• **Written request**:
Check each line of the records below for the word "more" and copy those where it appears.

__________________________________________________

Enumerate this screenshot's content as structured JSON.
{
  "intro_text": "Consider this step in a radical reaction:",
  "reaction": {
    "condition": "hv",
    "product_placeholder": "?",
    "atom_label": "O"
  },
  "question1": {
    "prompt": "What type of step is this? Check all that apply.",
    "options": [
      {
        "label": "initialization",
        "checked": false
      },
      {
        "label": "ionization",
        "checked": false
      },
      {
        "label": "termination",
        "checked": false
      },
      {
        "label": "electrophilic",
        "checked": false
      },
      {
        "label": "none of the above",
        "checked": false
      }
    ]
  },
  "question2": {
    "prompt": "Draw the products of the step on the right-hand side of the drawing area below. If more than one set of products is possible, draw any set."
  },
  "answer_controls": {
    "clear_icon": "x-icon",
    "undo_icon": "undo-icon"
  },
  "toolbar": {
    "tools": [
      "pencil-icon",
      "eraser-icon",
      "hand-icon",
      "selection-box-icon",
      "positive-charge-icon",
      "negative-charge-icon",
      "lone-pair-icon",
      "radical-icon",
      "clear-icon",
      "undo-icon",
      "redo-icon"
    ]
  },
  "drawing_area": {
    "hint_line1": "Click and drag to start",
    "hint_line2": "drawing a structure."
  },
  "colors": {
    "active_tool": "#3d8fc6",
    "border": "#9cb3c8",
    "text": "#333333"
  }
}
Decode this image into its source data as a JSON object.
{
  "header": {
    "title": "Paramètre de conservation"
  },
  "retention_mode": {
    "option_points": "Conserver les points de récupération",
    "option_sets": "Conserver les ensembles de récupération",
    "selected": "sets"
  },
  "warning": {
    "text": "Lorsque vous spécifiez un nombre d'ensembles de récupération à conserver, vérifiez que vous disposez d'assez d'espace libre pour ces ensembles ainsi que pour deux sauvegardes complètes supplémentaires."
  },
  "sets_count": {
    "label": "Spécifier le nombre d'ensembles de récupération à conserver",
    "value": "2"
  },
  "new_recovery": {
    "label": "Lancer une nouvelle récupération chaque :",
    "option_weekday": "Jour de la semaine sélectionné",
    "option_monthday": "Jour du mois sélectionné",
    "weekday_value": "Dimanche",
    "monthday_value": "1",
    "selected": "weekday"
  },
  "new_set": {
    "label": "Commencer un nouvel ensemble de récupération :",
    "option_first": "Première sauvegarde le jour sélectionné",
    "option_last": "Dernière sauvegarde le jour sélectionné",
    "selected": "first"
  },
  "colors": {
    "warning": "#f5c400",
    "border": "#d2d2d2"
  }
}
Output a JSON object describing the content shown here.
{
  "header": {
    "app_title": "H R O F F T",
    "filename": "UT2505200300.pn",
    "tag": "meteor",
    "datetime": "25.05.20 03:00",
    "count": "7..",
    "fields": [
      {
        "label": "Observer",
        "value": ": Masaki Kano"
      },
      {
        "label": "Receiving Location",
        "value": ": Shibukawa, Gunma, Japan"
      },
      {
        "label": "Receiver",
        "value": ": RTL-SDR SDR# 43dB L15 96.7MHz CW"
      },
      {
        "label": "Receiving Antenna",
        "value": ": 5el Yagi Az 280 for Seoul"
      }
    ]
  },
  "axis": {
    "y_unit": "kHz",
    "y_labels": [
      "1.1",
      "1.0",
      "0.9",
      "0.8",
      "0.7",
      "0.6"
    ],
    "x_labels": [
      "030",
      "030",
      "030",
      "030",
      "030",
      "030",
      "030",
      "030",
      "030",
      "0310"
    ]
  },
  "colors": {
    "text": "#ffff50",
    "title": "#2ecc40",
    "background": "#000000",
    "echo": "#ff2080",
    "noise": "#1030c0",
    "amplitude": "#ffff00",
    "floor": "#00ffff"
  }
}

__________________________________________________

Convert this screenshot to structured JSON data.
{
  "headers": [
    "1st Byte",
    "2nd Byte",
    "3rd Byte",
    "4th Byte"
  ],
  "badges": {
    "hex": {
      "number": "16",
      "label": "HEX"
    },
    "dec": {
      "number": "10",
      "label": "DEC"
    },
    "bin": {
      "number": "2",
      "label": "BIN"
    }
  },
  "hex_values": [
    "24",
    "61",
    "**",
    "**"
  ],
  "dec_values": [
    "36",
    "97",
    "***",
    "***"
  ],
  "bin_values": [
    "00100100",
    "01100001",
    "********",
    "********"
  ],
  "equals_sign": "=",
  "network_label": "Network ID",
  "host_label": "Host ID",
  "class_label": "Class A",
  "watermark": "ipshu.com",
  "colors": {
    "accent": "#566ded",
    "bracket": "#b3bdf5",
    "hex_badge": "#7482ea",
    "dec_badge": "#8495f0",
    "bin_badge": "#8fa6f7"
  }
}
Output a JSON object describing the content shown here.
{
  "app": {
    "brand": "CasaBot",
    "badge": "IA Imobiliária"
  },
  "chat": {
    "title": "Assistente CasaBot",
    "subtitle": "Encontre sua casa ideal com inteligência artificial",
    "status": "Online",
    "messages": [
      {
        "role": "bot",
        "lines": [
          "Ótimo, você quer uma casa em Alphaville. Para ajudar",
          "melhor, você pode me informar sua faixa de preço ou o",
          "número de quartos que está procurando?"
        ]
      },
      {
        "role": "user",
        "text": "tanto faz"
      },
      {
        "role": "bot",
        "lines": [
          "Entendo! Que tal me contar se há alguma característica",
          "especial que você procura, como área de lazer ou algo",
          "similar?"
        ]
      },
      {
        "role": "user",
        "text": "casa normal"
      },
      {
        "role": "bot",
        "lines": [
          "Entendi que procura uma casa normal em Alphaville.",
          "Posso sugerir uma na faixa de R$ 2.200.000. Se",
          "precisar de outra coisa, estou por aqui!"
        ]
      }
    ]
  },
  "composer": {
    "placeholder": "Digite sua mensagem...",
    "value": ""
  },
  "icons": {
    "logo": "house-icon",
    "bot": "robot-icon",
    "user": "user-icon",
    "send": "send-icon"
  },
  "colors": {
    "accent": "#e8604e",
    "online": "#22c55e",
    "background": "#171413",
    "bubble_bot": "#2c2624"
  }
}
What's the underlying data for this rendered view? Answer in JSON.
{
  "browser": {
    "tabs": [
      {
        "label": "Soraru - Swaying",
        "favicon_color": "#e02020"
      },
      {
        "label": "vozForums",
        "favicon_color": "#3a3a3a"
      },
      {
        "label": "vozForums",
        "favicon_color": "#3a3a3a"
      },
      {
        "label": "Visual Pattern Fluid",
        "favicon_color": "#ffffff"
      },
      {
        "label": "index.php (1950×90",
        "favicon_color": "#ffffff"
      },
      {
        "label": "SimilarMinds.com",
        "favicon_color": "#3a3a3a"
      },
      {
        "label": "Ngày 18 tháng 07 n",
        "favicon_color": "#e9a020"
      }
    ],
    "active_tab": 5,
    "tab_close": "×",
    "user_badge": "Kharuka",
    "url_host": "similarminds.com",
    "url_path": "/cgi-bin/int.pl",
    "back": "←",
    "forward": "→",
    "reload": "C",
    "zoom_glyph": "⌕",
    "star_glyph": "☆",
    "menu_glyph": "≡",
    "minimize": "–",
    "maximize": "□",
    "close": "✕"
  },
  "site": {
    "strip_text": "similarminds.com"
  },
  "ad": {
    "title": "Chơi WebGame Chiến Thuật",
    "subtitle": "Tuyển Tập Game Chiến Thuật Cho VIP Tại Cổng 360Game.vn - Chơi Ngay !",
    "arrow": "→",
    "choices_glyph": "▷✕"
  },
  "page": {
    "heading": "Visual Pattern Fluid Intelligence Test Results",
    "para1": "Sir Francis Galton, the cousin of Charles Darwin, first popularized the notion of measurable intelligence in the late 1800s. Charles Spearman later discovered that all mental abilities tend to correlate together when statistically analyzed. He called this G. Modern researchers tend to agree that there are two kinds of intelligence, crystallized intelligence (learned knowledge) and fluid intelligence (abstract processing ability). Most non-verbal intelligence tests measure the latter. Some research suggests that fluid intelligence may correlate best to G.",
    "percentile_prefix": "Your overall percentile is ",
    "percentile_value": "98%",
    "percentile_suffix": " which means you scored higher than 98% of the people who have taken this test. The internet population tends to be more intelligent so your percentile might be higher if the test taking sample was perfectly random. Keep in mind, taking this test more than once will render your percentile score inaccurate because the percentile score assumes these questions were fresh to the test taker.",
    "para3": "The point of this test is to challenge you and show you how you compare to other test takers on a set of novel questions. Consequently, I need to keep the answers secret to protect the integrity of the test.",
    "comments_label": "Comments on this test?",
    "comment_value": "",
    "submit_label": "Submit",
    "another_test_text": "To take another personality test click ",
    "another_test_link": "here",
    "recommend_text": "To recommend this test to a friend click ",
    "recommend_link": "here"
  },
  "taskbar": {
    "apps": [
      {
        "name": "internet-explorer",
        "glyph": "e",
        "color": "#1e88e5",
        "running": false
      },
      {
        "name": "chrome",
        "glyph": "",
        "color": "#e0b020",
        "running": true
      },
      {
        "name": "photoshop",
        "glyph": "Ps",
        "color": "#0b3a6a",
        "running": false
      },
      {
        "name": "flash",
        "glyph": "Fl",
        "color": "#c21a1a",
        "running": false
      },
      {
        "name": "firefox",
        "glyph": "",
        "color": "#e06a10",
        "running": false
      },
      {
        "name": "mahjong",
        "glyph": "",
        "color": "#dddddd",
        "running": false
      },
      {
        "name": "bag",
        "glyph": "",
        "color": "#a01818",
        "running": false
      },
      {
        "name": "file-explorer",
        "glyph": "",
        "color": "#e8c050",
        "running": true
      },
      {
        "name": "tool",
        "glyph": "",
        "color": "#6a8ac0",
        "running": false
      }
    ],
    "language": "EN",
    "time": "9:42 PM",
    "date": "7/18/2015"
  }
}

__________________________________________________

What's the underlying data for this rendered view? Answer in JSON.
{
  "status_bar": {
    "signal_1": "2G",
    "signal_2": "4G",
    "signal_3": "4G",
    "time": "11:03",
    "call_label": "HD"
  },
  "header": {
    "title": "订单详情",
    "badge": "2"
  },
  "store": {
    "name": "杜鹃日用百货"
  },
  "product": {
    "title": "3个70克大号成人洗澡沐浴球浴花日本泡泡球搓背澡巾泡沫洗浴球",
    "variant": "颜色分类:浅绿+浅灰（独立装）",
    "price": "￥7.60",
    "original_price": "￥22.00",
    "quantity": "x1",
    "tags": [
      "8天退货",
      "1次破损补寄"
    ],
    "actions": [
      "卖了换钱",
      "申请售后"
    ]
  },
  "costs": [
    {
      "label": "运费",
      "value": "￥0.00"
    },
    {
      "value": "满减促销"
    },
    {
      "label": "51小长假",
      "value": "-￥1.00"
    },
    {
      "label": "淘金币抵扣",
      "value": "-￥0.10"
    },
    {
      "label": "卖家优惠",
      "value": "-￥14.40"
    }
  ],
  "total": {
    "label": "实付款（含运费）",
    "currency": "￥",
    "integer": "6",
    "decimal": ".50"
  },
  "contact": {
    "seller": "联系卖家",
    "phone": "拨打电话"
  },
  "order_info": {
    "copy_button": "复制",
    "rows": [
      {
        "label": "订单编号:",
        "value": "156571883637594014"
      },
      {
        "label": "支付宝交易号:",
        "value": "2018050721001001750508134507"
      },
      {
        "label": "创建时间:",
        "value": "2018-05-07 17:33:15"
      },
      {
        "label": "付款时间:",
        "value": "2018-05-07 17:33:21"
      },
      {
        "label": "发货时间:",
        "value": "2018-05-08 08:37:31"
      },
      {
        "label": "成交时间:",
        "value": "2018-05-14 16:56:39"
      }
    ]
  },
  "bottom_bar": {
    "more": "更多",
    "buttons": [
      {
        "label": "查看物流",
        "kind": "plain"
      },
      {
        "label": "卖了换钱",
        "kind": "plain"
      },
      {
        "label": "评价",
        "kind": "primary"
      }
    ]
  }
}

__________________________________________________

• **Output for this exercise**:
    "prompt": "Draw the products of the step on the right-hand side of the drawing area below. If more than one set of products is possible, draw any set."
    "percentile_suffix": " which means you scored higher than 98% of the people who have taken this test. The internet population tends to be more intelligent so your percentile might be higher if the test taking sample was perfectly random. Keep in mind, taking this test more than once will render your percentile score inaccurate because the percentile score assumes these questions were fresh to the test taker.",
    "more": "更多",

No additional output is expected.